Teks Bacaan:
------------------------
Kamis 04 Dec 2025 16:26 WIB

Ekonom Proyeksi Pertumbuhan Ekonomi RI Capai 5,3 Persen pada 2026

Ekspektasi penurunan suku bunga The Fed ikut menopang proyeksi ekonomi nasional.

Head of Research & Chief Economist PT Mirae Asset Sekuritas Indonesia, Rully Arya Wisnubroto, memperkirakan pertumbuhan ekonomi Indonesia akan mencapai 5,3 persen pada 2026 dan meningkat menjadi 5,4 persen pada 2027. (ilustrasi)
Foto: Republika/Thoudy Badai
Head of Research & Chief Economist PT Mirae Asset Sekuritas Indonesia, Rully Arya Wisnubroto, memperkirakan pertumbuhan ekonomi Indonesia akan mencapai 5,3 persen pada 2026 dan meningkat menjadi 5,4 persen pada 2027. (ilustrasi)

REPUBLIKA.CO.ID, JAKARTA -- Head of Research & Chief Economist PT Mirae Asset Sekuritas Indonesia, Rully Arya Wisnubroto, memperkirakan pertumbuhan ekonomi Indonesia akan mencapai 5,3 persen pada 2026 dan meningkat menjadi 5,4 persen pada 2027 seiring dampak pelonggaran moneter.
------------------------
Baris Data:
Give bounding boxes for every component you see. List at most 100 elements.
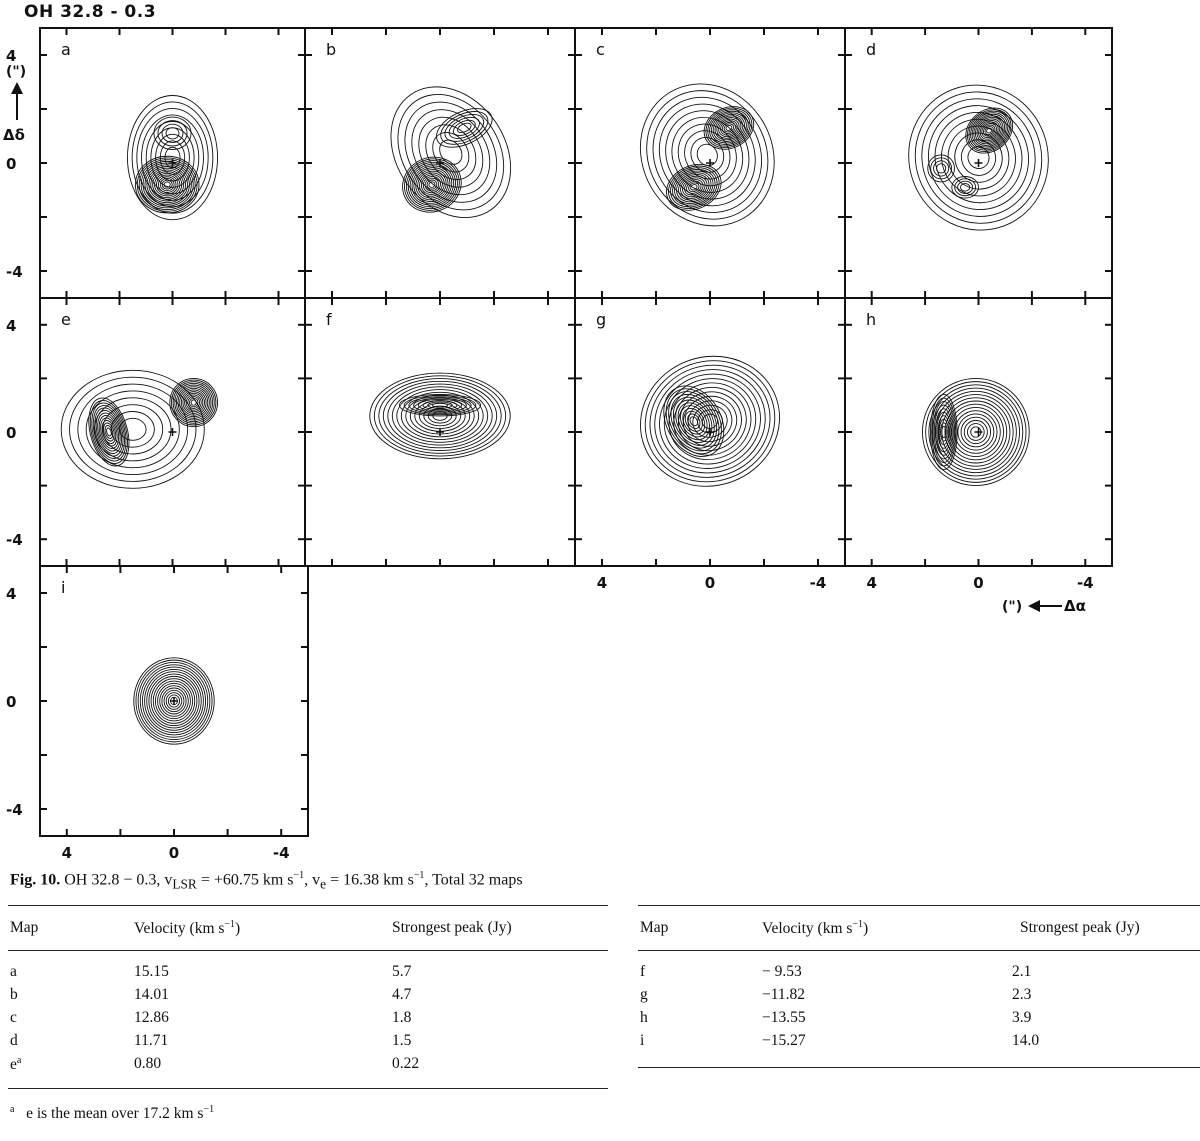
------------------------
Daftar Tugas:
(A) Menurut teks bacaan, berapa persen pertumbuhan ekonomi Indonesia yang diperkirakan untuk tahun 2027?
(B) Tampilkan apa adanya seluruh bagian teks bacaan, mulai dari "Kamis 04 Dec" terus sampai "proyeksi ekonomi nasional.".

Kunci Jawaban:
(A) 5,4 persen.

(B)
Kamis 04 Dec 2025 16:26 WIB

Ekonom Proyeksi Pertumbuhan Ekonomi RI Capai 5,3 Persen pada 2026

Ekspektasi penurunan suku bunga The Fed ikut menopang proyeksi ekonomi nasional.